--- Start of Input rows ---
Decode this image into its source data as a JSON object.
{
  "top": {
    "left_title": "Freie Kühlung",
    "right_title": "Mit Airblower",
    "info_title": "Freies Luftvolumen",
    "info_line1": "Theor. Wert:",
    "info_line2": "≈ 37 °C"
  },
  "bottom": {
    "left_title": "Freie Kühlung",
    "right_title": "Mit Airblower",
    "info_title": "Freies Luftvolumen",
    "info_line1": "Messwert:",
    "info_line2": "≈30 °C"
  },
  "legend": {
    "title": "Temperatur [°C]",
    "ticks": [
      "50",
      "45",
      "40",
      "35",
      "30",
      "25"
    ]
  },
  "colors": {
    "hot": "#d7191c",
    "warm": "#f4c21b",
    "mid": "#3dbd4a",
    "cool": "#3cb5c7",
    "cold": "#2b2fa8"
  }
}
--- End of Input rows ---
Aim → Return the entries above exactly as they appear.

Output for this exercise →
Decode this image into its source data as a JSON object.
{
  "top": {
    "left_title": "Freie Kühlung",
    "right_title": "Mit Airblower",
    "info_title": "Freies Luftvolumen",
    "info_line1": "Theor. Wert:",
    "info_line2": "≈ 37 °C"
  },
  "bottom": {
    "left_title": "Freie Kühlung",
    "right_title": "Mit Airblower",
    "info_title": "Freies Luftvolumen",
    "info_line1": "Messwert:",
    "info_line2": "≈30 °C"
  },
  "legend": {
    "title": "Temperatur [°C]",
    "ticks": [
      "50",
      "45",
      "40",
      "35",
      "30",
      "25"
    ]
  },
  "colors": {
    "hot": "#d7191c",
    "warm": "#f4c21b",
    "mid": "#3dbd4a",
    "cool": "#3cb5c7",
    "cold": "#2b2fa8"
  }
}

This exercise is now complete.